Filter out everything except lines holding "maximize".
— Begin —
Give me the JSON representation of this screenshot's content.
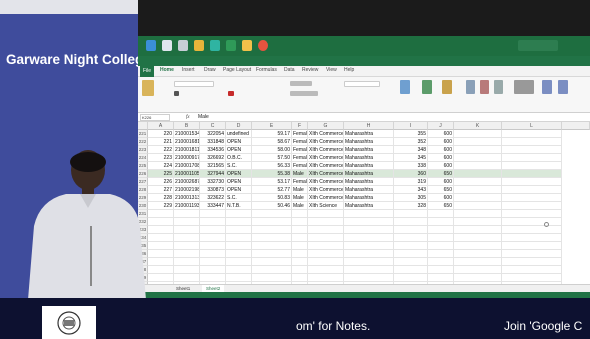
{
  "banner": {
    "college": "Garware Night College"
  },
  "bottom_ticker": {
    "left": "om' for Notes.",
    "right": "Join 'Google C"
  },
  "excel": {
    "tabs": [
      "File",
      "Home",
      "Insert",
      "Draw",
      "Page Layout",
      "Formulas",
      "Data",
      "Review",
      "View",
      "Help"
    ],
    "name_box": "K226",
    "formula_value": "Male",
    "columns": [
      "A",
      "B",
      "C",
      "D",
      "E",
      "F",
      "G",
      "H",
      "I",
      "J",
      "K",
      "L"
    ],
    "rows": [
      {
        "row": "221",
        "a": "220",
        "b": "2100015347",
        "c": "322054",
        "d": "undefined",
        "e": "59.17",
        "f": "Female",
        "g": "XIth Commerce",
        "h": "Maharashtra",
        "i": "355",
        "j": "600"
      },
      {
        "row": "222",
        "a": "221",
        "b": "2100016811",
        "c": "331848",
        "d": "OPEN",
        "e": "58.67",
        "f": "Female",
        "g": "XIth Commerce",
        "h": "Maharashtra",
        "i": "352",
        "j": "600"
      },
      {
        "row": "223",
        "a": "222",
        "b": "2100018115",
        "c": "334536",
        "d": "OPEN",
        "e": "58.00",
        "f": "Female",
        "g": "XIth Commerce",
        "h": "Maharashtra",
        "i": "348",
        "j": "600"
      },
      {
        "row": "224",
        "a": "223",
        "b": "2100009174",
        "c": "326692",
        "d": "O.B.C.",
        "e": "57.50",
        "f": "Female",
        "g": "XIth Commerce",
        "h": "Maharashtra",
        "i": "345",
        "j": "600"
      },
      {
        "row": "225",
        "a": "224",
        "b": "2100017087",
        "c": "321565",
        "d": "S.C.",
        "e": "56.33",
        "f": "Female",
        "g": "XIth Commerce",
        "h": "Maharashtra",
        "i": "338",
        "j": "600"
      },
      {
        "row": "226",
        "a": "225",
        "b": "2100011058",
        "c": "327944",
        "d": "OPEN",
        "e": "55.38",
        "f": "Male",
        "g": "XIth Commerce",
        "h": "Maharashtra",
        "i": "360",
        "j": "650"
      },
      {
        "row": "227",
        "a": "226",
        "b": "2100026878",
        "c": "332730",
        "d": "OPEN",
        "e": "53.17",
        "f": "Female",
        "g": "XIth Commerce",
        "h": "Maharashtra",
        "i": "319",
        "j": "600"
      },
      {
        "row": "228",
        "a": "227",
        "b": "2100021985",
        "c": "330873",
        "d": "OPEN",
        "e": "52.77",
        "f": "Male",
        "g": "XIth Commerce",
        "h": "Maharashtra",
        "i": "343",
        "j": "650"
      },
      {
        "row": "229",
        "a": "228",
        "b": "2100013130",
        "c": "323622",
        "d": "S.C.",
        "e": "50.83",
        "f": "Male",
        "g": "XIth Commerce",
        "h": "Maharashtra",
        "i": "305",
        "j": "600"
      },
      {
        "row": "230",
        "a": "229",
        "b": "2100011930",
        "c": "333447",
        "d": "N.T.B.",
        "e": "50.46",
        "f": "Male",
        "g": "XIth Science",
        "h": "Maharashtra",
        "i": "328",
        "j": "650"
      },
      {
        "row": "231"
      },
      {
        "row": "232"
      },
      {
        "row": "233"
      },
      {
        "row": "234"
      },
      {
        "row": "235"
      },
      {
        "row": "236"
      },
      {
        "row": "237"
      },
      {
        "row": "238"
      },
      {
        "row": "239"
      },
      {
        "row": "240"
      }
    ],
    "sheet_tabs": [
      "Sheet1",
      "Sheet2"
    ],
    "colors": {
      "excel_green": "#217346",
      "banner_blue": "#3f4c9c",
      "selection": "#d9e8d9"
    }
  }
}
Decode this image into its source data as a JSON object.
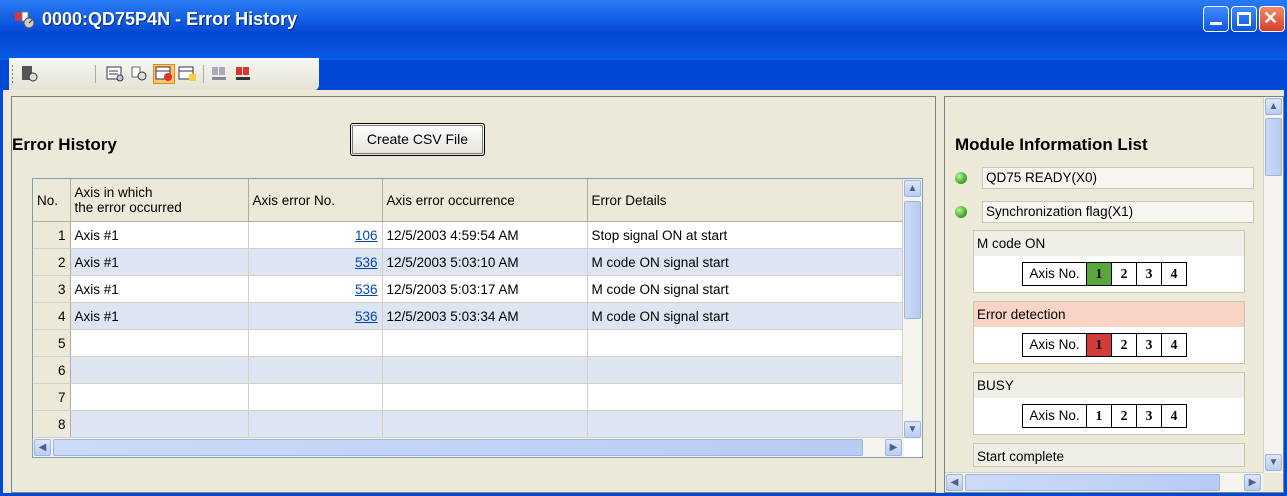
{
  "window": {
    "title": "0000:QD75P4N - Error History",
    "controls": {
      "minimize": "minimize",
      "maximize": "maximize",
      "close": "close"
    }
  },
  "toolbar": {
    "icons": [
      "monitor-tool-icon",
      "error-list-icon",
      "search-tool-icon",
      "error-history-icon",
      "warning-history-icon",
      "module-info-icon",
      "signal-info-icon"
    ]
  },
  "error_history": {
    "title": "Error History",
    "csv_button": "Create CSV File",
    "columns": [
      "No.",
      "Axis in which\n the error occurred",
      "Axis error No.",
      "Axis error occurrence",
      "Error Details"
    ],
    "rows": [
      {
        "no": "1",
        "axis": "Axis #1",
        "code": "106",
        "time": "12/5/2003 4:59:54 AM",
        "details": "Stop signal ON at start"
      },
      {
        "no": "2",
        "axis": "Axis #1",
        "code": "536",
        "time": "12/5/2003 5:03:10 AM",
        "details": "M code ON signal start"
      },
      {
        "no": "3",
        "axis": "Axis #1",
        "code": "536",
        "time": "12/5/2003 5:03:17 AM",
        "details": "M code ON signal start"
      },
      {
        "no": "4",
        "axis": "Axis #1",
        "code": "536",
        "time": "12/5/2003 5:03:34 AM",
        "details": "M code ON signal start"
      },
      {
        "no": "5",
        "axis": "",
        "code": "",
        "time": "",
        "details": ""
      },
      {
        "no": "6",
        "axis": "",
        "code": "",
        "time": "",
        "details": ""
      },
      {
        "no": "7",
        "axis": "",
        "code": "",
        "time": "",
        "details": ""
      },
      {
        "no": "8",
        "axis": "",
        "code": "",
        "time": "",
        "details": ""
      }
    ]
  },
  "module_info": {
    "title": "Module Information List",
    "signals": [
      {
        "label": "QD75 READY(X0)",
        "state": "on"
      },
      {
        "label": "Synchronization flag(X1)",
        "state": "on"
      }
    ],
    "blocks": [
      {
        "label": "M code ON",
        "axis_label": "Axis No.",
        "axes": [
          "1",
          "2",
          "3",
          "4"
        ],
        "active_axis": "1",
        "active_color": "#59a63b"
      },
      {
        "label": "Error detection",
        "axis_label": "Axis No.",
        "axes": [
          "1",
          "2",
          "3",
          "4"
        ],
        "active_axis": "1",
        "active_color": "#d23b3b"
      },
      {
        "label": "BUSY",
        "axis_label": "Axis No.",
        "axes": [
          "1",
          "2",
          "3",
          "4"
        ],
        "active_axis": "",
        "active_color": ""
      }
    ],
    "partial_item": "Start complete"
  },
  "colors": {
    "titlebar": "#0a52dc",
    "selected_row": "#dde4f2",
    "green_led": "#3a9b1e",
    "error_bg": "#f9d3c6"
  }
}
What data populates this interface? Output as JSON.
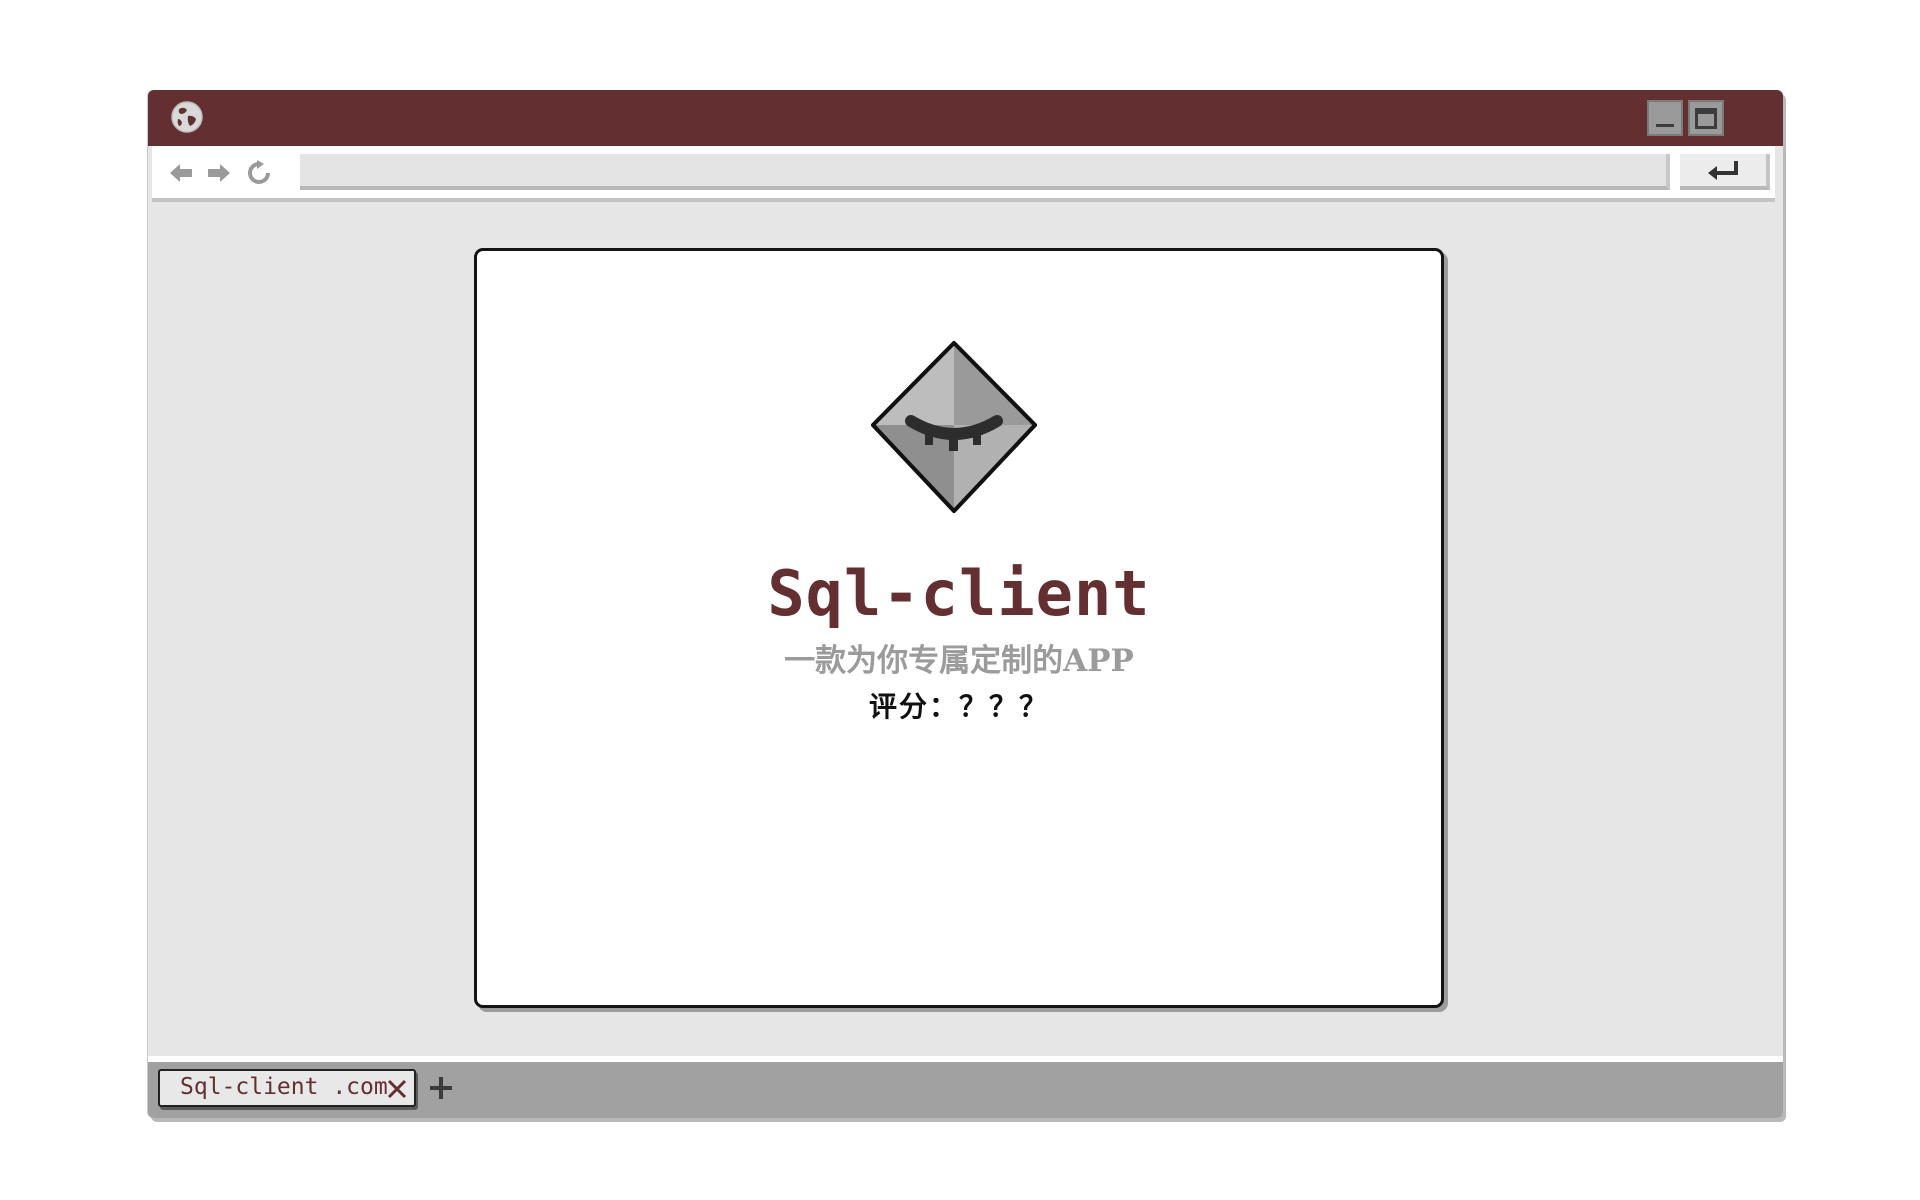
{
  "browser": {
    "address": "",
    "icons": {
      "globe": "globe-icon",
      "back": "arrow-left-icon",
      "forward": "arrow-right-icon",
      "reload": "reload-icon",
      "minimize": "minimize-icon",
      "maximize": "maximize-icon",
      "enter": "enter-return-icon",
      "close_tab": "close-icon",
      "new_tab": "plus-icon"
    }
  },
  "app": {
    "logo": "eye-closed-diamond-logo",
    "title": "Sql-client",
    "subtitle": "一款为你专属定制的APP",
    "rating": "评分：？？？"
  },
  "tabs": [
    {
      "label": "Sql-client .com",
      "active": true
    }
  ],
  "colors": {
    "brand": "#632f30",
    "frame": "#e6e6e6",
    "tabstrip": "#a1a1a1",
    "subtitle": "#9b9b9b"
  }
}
— End —
Written answer.
      "maximize": "maximize",
      "maximize": "maximize-icon",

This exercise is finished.